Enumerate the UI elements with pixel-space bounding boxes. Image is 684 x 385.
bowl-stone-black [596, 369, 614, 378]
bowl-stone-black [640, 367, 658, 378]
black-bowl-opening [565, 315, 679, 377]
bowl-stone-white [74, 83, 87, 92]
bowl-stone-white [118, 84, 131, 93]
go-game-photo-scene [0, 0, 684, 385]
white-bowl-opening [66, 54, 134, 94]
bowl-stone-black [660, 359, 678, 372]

====

→ What needs to be done: Please copy out all of the lines above without changing anything.

→ Answer:
Enumerate the UI elements with pixel-space bounding boxes. Image is 684 x 385.
bowl-stone-black [596, 369, 614, 378]
bowl-stone-black [640, 367, 658, 378]
black-bowl-opening [565, 315, 679, 377]
bowl-stone-white [74, 83, 87, 92]
bowl-stone-white [118, 84, 131, 93]
go-game-photo-scene [0, 0, 684, 385]
white-bowl-opening [66, 54, 134, 94]
bowl-stone-black [660, 359, 678, 372]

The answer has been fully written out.